= Exercise directions =
Word for word, print each line of the listing below; pictures stay out.

■ ■ ■ ■

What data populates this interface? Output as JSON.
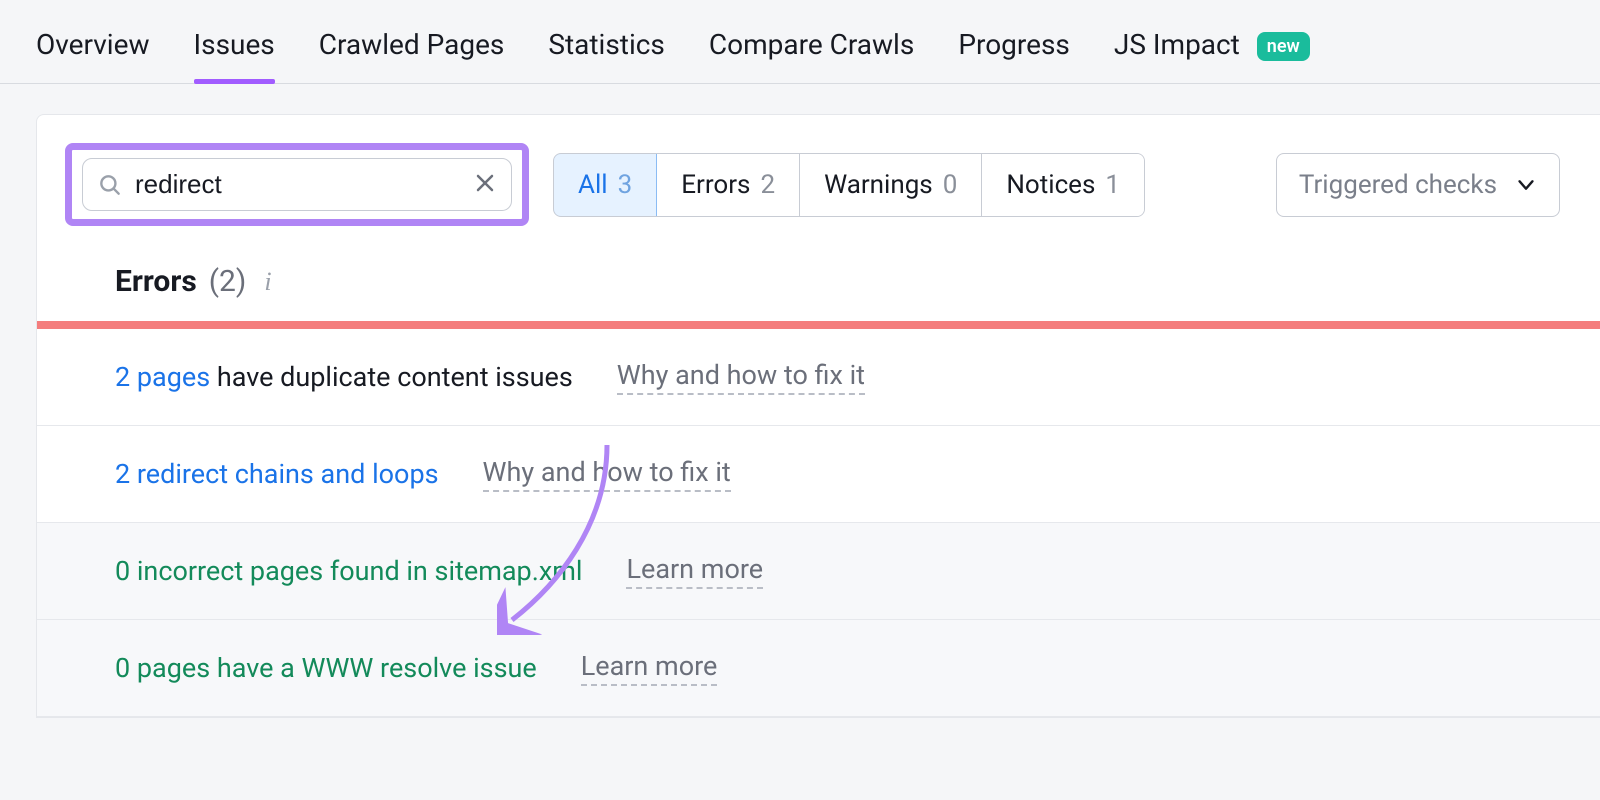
{
  "tabs": {
    "overview": "Overview",
    "issues": "Issues",
    "crawled": "Crawled Pages",
    "stats": "Statistics",
    "compare": "Compare Crawls",
    "progress": "Progress",
    "jsimpact": "JS Impact",
    "new_badge": "new"
  },
  "search": {
    "value": "redirect"
  },
  "filters": {
    "all": {
      "label": "All",
      "count": "3"
    },
    "errors": {
      "label": "Errors",
      "count": "2"
    },
    "warnings": {
      "label": "Warnings",
      "count": "0"
    },
    "notices": {
      "label": "Notices",
      "count": "1"
    }
  },
  "dropdown": {
    "label": "Triggered checks"
  },
  "section": {
    "title": "Errors",
    "count": "(2)"
  },
  "rows": [
    {
      "link": "2 pages",
      "rest": " have duplicate content issues",
      "fix": "Why and how to fix it",
      "cls": "link-blue",
      "dim": false
    },
    {
      "link": "2 redirect chains and loops",
      "rest": "",
      "fix": "Why and how to fix it",
      "cls": "link-blue",
      "dim": false
    },
    {
      "link": "0 incorrect pages found in sitemap.xml",
      "rest": "",
      "fix": "Learn more",
      "cls": "link-green",
      "dim": true
    },
    {
      "link": "0 pages have a WWW resolve issue",
      "rest": "",
      "fix": "Learn more",
      "cls": "link-green",
      "dim": true
    }
  ]
}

■ ■ ■ ■

= Full answer =
What data populates this interface? Output as JSON.
{
  "tabs": {
    "overview": "Overview",
    "issues": "Issues",
    "crawled": "Crawled Pages",
    "stats": "Statistics",
    "compare": "Compare Crawls",
    "progress": "Progress",
    "jsimpact": "JS Impact",
    "new_badge": "new"
  },
  "search": {
    "value": "redirect"
  },
  "filters": {
    "all": {
      "label": "All",
      "count": "3"
    },
    "errors": {
      "label": "Errors",
      "count": "2"
    },
    "warnings": {
      "label": "Warnings",
      "count": "0"
    },
    "notices": {
      "label": "Notices",
      "count": "1"
    }
  },
  "dropdown": {
    "label": "Triggered checks"
  },
  "section": {
    "title": "Errors",
    "count": "(2)"
  },
  "rows": [
    {
      "link": "2 pages",
      "rest": " have duplicate content issues",
      "fix": "Why and how to fix it",
      "cls": "link-blue",
      "dim": false
    },
    {
      "link": "2 redirect chains and loops",
      "rest": "",
      "fix": "Why and how to fix it",
      "cls": "link-blue",
      "dim": false
    },
    {
      "link": "0 incorrect pages found in sitemap.xml",
      "rest": "",
      "fix": "Learn more",
      "cls": "link-green",
      "dim": true
    },
    {
      "link": "0 pages have a WWW resolve issue",
      "rest": "",
      "fix": "Learn more",
      "cls": "link-green",
      "dim": true
    }
  ]
}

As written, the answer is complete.